Copy all the entries word for word, but omit the pictures.

## [PROVIDED RECORDS]
━━━━━━━━━━━━━━━━

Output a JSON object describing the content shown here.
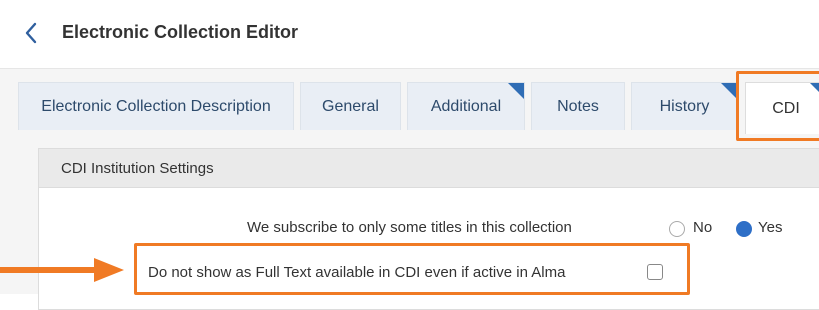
{
  "header": {
    "title": "Electronic Collection Editor"
  },
  "tabs": [
    {
      "label": "Electronic Collection Description"
    },
    {
      "label": "General"
    },
    {
      "label": "Additional"
    },
    {
      "label": "Notes"
    },
    {
      "label": "History"
    },
    {
      "label": "CDI"
    }
  ],
  "active_tab": "CDI",
  "panel": {
    "title": "CDI Institution Settings",
    "subscribe_label": "We subscribe to only some titles in this collection",
    "radio_no": "No",
    "radio_yes": "Yes",
    "radio_selected": "Yes",
    "fulltext_label": "Do not show as Full Text available in CDI even if active in Alma",
    "fulltext_checked": false
  },
  "colors": {
    "highlight": "#f07a24",
    "accent": "#2e6fc7",
    "tab_text": "#2d4a6b"
  }
}
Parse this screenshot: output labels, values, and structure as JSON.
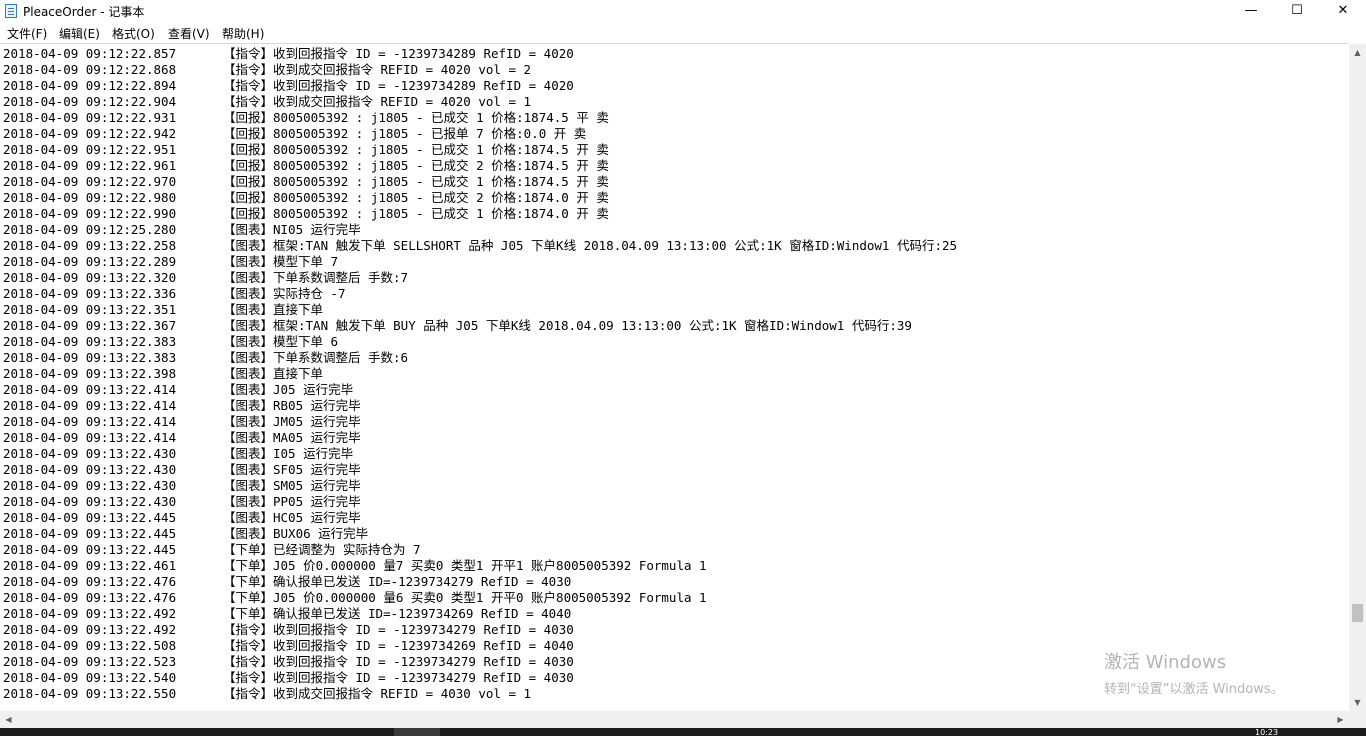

━━━━━━━━━━━━━━━━

## [ANSWER BELOW]
Output a JSON object describing the content shown here.
{
  "header": {
    "title": "Electronic Collection Editor"
  },
  "tabs": [
    {
      "label": "Electronic Collection Description"
    },
    {
      "label": "General"
    },
    {
      "label": "Additional"
    },
    {
      "label": "Notes"
    },
    {
      "label": "History"
    },
    {
      "label": "CDI"
    }
  ],
  "active_tab": "CDI",
  "panel": {
    "title": "CDI Institution Settings",
    "subscribe_label": "We subscribe to only some titles in this collection",
    "radio_no": "No",
    "radio_yes": "Yes",
    "radio_selected": "Yes",
    "fulltext_label": "Do not show as Full Text available in CDI even if active in Alma",
    "fulltext_checked": false
  },
  "colors": {
    "highlight": "#f07a24",
    "accent": "#2e6fc7",
    "tab_text": "#2d4a6b"
  }
}
Parse this screenshot: output labels, values, and structure as JSON.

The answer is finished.